Scan the material that follows. Copy every line containing the word "JSON".

▶ [Exercise material]
───
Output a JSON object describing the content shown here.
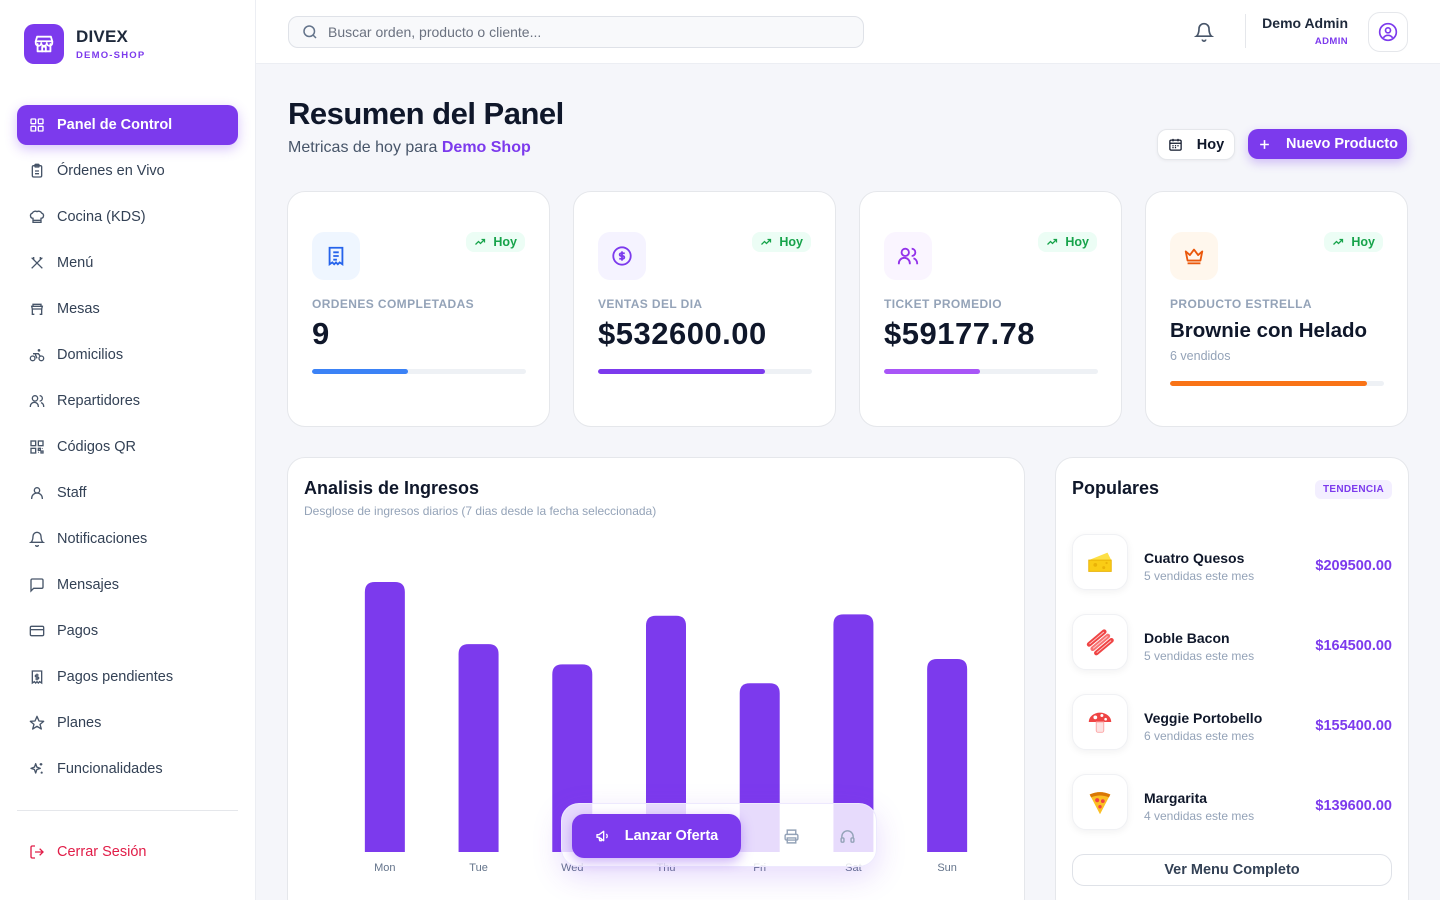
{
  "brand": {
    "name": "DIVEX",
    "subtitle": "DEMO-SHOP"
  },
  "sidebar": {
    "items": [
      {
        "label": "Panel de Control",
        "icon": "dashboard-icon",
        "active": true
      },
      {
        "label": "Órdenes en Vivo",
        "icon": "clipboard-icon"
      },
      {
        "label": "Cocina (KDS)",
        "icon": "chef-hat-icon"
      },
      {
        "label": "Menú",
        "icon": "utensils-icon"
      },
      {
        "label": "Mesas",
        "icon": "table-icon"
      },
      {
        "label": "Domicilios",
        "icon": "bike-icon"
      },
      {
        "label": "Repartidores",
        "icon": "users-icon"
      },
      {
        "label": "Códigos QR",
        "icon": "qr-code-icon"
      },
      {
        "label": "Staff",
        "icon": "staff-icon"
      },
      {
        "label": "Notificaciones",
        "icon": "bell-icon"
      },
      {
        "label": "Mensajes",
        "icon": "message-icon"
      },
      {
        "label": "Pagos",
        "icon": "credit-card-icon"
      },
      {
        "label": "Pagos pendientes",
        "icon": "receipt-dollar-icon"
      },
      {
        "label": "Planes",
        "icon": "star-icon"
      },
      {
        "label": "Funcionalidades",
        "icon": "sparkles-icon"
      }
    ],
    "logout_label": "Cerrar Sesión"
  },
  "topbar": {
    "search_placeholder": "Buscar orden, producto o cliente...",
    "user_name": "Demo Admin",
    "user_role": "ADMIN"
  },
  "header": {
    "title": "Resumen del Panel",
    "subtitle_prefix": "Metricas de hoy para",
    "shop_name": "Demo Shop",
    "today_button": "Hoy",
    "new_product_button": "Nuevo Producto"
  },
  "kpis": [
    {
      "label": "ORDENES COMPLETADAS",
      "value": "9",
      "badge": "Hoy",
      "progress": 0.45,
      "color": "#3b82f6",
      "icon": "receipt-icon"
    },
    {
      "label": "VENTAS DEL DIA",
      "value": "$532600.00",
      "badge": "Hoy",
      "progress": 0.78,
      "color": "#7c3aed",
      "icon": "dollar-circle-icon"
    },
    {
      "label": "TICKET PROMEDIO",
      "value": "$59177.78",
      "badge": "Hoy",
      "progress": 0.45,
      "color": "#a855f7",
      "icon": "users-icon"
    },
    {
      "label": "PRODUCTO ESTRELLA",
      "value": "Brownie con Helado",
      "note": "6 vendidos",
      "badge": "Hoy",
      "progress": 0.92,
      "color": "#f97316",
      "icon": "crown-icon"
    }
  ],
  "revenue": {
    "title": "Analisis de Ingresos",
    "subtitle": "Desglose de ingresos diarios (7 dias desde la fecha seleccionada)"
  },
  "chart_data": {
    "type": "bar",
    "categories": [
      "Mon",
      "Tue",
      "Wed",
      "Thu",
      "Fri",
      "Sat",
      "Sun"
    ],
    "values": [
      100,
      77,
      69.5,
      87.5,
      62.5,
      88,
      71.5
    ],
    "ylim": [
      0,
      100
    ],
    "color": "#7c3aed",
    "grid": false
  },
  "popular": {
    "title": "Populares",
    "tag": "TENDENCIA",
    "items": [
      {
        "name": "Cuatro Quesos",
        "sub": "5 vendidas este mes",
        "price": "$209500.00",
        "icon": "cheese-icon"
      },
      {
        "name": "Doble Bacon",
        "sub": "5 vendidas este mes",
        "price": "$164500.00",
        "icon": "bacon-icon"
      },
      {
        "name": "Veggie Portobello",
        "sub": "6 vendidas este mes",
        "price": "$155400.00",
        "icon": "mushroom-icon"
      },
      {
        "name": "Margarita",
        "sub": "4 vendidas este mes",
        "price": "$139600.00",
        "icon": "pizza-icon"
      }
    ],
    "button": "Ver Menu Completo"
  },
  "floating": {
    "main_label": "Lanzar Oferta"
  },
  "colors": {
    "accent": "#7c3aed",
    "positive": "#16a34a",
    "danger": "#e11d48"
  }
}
───
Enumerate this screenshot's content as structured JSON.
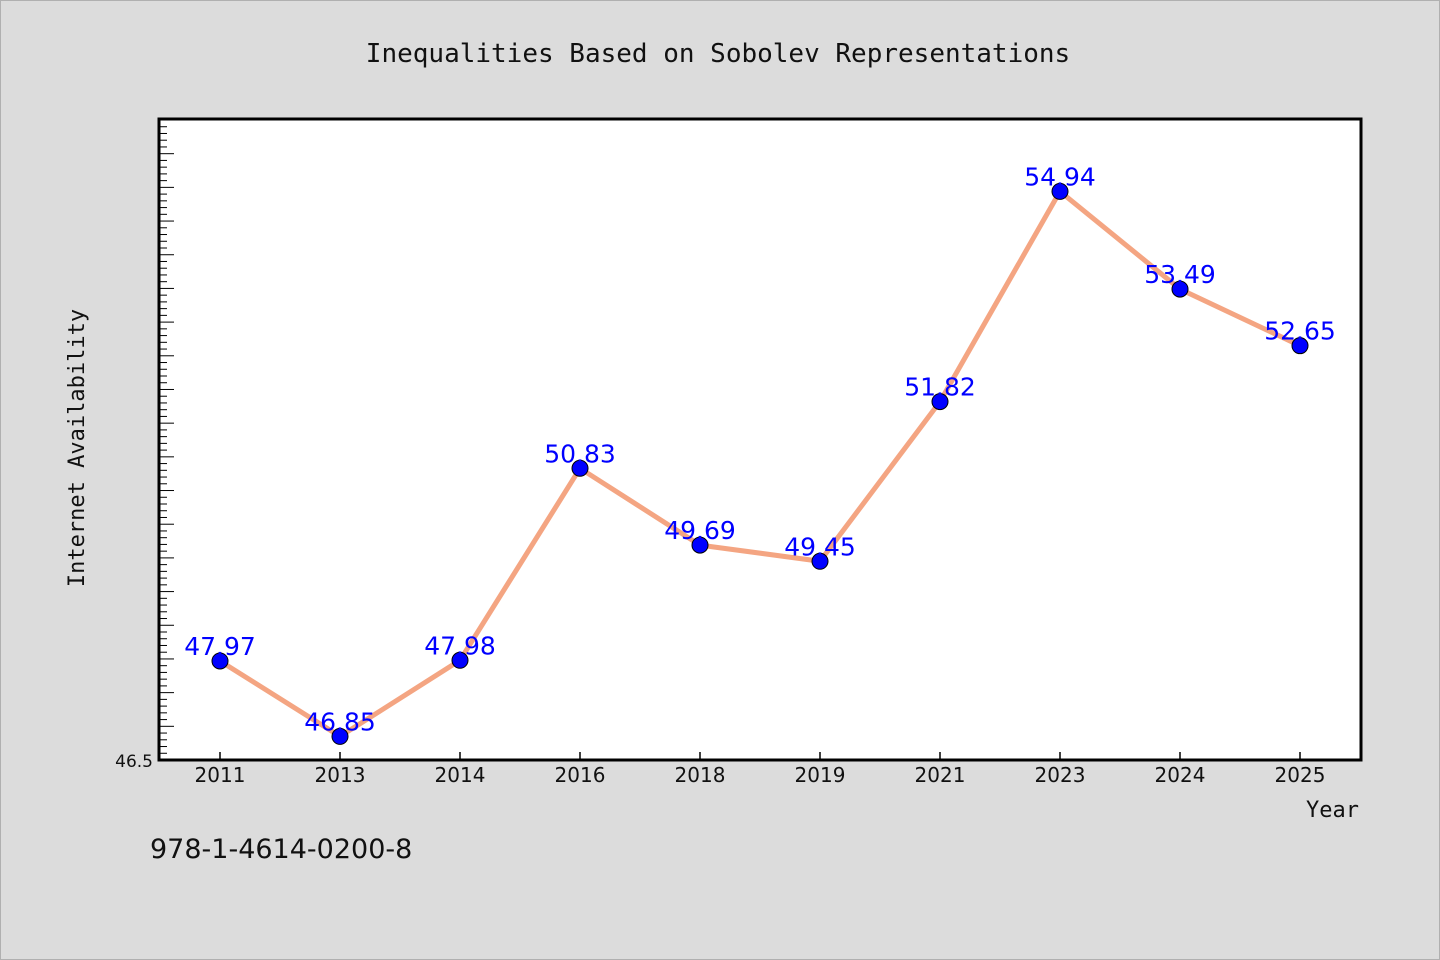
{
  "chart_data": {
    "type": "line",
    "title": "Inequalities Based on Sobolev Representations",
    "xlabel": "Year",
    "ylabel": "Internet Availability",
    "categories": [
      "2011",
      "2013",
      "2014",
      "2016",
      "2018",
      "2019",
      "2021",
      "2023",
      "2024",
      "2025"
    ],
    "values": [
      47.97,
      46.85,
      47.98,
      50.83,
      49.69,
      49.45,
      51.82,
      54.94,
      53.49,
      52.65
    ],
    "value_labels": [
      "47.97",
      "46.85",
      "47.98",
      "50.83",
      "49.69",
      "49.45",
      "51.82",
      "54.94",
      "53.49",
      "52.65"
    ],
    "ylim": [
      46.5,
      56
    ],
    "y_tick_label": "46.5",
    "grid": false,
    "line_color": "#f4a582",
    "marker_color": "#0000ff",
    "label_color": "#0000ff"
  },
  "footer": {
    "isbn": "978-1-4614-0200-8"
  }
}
───
▶ [Response]
Output a JSON object describing the content shown here.
Enumerate this screenshot's content as structured JSON.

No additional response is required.